Dataset records:
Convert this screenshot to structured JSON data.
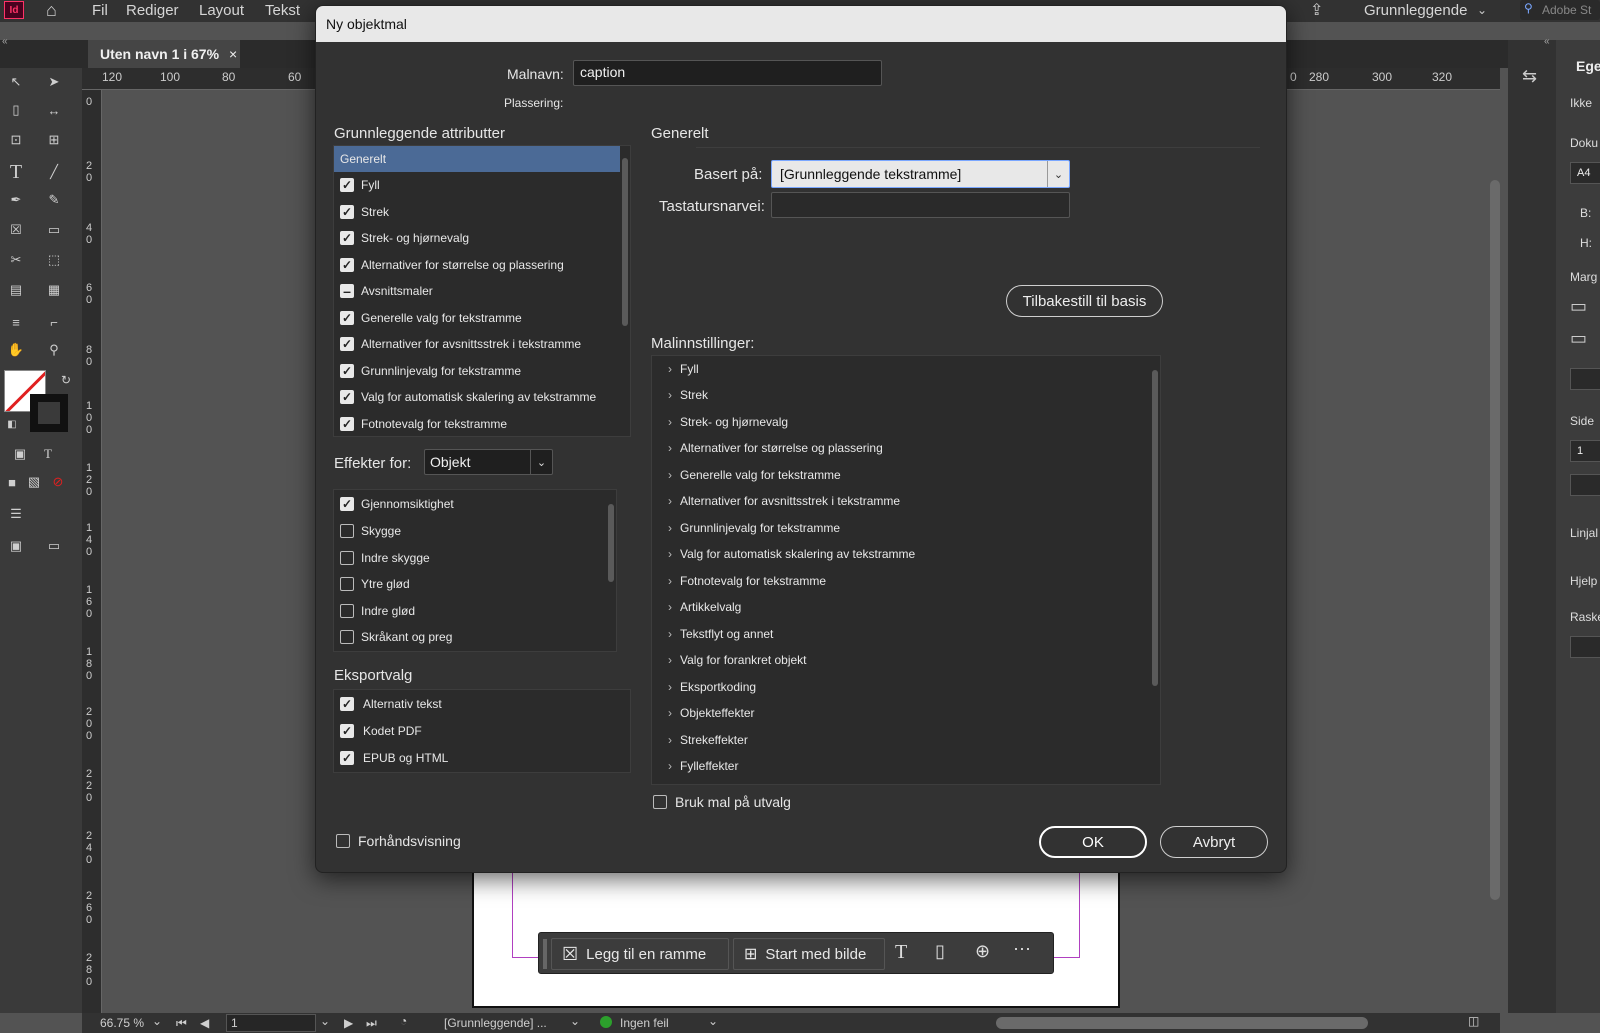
{
  "app": {
    "menu": [
      "Fil",
      "Rediger",
      "Layout",
      "Tekst"
    ],
    "workspace": "Grunnleggende",
    "search_placeholder": "Adobe St",
    "doc_tab": "Uten navn 1 i 67%",
    "doc_tab_close": "×"
  },
  "rulers": {
    "h_left": [
      "120",
      "100",
      "80",
      "60"
    ],
    "h_right": [
      "0",
      "280",
      "300",
      "320"
    ],
    "v": [
      "0",
      "2 0",
      "4 0",
      "6 0",
      "8 0",
      "1 0 0",
      "1 2 0",
      "1 4 0",
      "1 6 0",
      "1 8 0",
      "2 0 0",
      "2 2 0",
      "2 4 0",
      "2 6 0",
      "2 8 0"
    ]
  },
  "dialog": {
    "title": "Ny objektmal",
    "name_label": "Malnavn:",
    "name_value": "caption",
    "placement_label": "Plassering:",
    "basic_attrs_heading": "Grunnleggende attributter",
    "basic_attrs": [
      {
        "label": "Generelt",
        "state": "selected"
      },
      {
        "label": "Fyll",
        "state": "checked"
      },
      {
        "label": "Strek",
        "state": "checked"
      },
      {
        "label": "Strek- og hjørnevalg",
        "state": "checked"
      },
      {
        "label": "Alternativer for størrelse og plassering",
        "state": "checked"
      },
      {
        "label": "Avsnittsmaler",
        "state": "partial"
      },
      {
        "label": "Generelle valg for tekstramme",
        "state": "checked"
      },
      {
        "label": "Alternativer for avsnittsstrek i tekstramme",
        "state": "checked"
      },
      {
        "label": "Grunnlinjevalg for tekstramme",
        "state": "checked"
      },
      {
        "label": "Valg for automatisk skalering av tekstramme",
        "state": "checked"
      },
      {
        "label": "Fotnotevalg for tekstramme",
        "state": "checked"
      }
    ],
    "effects_label": "Effekter for:",
    "effects_value": "Objekt",
    "effects": [
      {
        "label": "Gjennomsiktighet",
        "checked": true
      },
      {
        "label": "Skygge",
        "checked": false
      },
      {
        "label": "Indre skygge",
        "checked": false
      },
      {
        "label": "Ytre glød",
        "checked": false
      },
      {
        "label": "Indre glød",
        "checked": false
      },
      {
        "label": "Skråkant og preg",
        "checked": false
      }
    ],
    "export_heading": "Eksportvalg",
    "export": [
      {
        "label": "Alternativ tekst",
        "checked": true
      },
      {
        "label": "Kodet PDF",
        "checked": true
      },
      {
        "label": "EPUB og HTML",
        "checked": true
      }
    ],
    "preview_label": "Forhåndsvisning",
    "general_heading": "Generelt",
    "based_on_label": "Basert på:",
    "based_on_value": "[Grunnleggende tekstramme]",
    "shortcut_label": "Tastatursnarvei:",
    "shortcut_value": "",
    "reset_button": "Tilbakestill til basis",
    "settings_heading": "Malinnstillinger:",
    "settings": [
      "Fyll",
      "Strek",
      "Strek- og hjørnevalg",
      "Alternativer for størrelse og plassering",
      "Generelle valg for tekstramme",
      "Alternativer for avsnittsstrek i tekstramme",
      "Grunnlinjevalg for tekstramme",
      "Valg for automatisk skalering av tekstramme",
      "Fotnotevalg for tekstramme",
      "Artikkelvalg",
      "Tekstflyt og annet",
      "Valg for forankret objekt",
      "Eksportkoding",
      "Objekteffekter",
      "Strekeffekter",
      "Fylleffekter"
    ],
    "apply_label": "Bruk mal på utvalg",
    "ok_button": "OK",
    "cancel_button": "Avbryt"
  },
  "floatbar": {
    "add_frame": "Legg til en ramme",
    "start_image": "Start med bilde"
  },
  "props": {
    "title": "Ege",
    "ikke": "Ikke",
    "doku": "Doku",
    "a4": "A4",
    "b": "B:",
    "h": "H:",
    "marg": "Marg",
    "side": "Side",
    "side_val": "1",
    "linjal": "Linjal",
    "hjelp": "Hjelp",
    "raske": "Raske"
  },
  "status": {
    "zoom": "66.75 %",
    "page": "1",
    "style": "[Grunnleggende] ...",
    "errors": "Ingen feil"
  }
}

**EXERCISE TASK**.
Strip out the pictures and quote the remaining data word for word.

**SOLUTION TO THIS EXERCISE**.
Convert this screenshot to structured JSON data.
{
  "app": {
    "menu": [
      "Fil",
      "Rediger",
      "Layout",
      "Tekst"
    ],
    "workspace": "Grunnleggende",
    "search_placeholder": "Adobe St",
    "doc_tab": "Uten navn 1 i 67%",
    "doc_tab_close": "×"
  },
  "rulers": {
    "h_left": [
      "120",
      "100",
      "80",
      "60"
    ],
    "h_right": [
      "0",
      "280",
      "300",
      "320"
    ],
    "v": [
      "0",
      "2 0",
      "4 0",
      "6 0",
      "8 0",
      "1 0 0",
      "1 2 0",
      "1 4 0",
      "1 6 0",
      "1 8 0",
      "2 0 0",
      "2 2 0",
      "2 4 0",
      "2 6 0",
      "2 8 0"
    ]
  },
  "dialog": {
    "title": "Ny objektmal",
    "name_label": "Malnavn:",
    "name_value": "caption",
    "placement_label": "Plassering:",
    "basic_attrs_heading": "Grunnleggende attributter",
    "basic_attrs": [
      {
        "label": "Generelt",
        "state": "selected"
      },
      {
        "label": "Fyll",
        "state": "checked"
      },
      {
        "label": "Strek",
        "state": "checked"
      },
      {
        "label": "Strek- og hjørnevalg",
        "state": "checked"
      },
      {
        "label": "Alternativer for størrelse og plassering",
        "state": "checked"
      },
      {
        "label": "Avsnittsmaler",
        "state": "partial"
      },
      {
        "label": "Generelle valg for tekstramme",
        "state": "checked"
      },
      {
        "label": "Alternativer for avsnittsstrek i tekstramme",
        "state": "checked"
      },
      {
        "label": "Grunnlinjevalg for tekstramme",
        "state": "checked"
      },
      {
        "label": "Valg for automatisk skalering av tekstramme",
        "state": "checked"
      },
      {
        "label": "Fotnotevalg for tekstramme",
        "state": "checked"
      }
    ],
    "effects_label": "Effekter for:",
    "effects_value": "Objekt",
    "effects": [
      {
        "label": "Gjennomsiktighet",
        "checked": true
      },
      {
        "label": "Skygge",
        "checked": false
      },
      {
        "label": "Indre skygge",
        "checked": false
      },
      {
        "label": "Ytre glød",
        "checked": false
      },
      {
        "label": "Indre glød",
        "checked": false
      },
      {
        "label": "Skråkant og preg",
        "checked": false
      }
    ],
    "export_heading": "Eksportvalg",
    "export": [
      {
        "label": "Alternativ tekst",
        "checked": true
      },
      {
        "label": "Kodet PDF",
        "checked": true
      },
      {
        "label": "EPUB og HTML",
        "checked": true
      }
    ],
    "preview_label": "Forhåndsvisning",
    "general_heading": "Generelt",
    "based_on_label": "Basert på:",
    "based_on_value": "[Grunnleggende tekstramme]",
    "shortcut_label": "Tastatursnarvei:",
    "shortcut_value": "",
    "reset_button": "Tilbakestill til basis",
    "settings_heading": "Malinnstillinger:",
    "settings": [
      "Fyll",
      "Strek",
      "Strek- og hjørnevalg",
      "Alternativer for størrelse og plassering",
      "Generelle valg for tekstramme",
      "Alternativer for avsnittsstrek i tekstramme",
      "Grunnlinjevalg for tekstramme",
      "Valg for automatisk skalering av tekstramme",
      "Fotnotevalg for tekstramme",
      "Artikkelvalg",
      "Tekstflyt og annet",
      "Valg for forankret objekt",
      "Eksportkoding",
      "Objekteffekter",
      "Strekeffekter",
      "Fylleffekter"
    ],
    "apply_label": "Bruk mal på utvalg",
    "ok_button": "OK",
    "cancel_button": "Avbryt"
  },
  "floatbar": {
    "add_frame": "Legg til en ramme",
    "start_image": "Start med bilde"
  },
  "props": {
    "title": "Ege",
    "ikke": "Ikke",
    "doku": "Doku",
    "a4": "A4",
    "b": "B:",
    "h": "H:",
    "marg": "Marg",
    "side": "Side",
    "side_val": "1",
    "linjal": "Linjal",
    "hjelp": "Hjelp",
    "raske": "Raske"
  },
  "status": {
    "zoom": "66.75 %",
    "page": "1",
    "style": "[Grunnleggende] ...",
    "errors": "Ingen feil"
  }
}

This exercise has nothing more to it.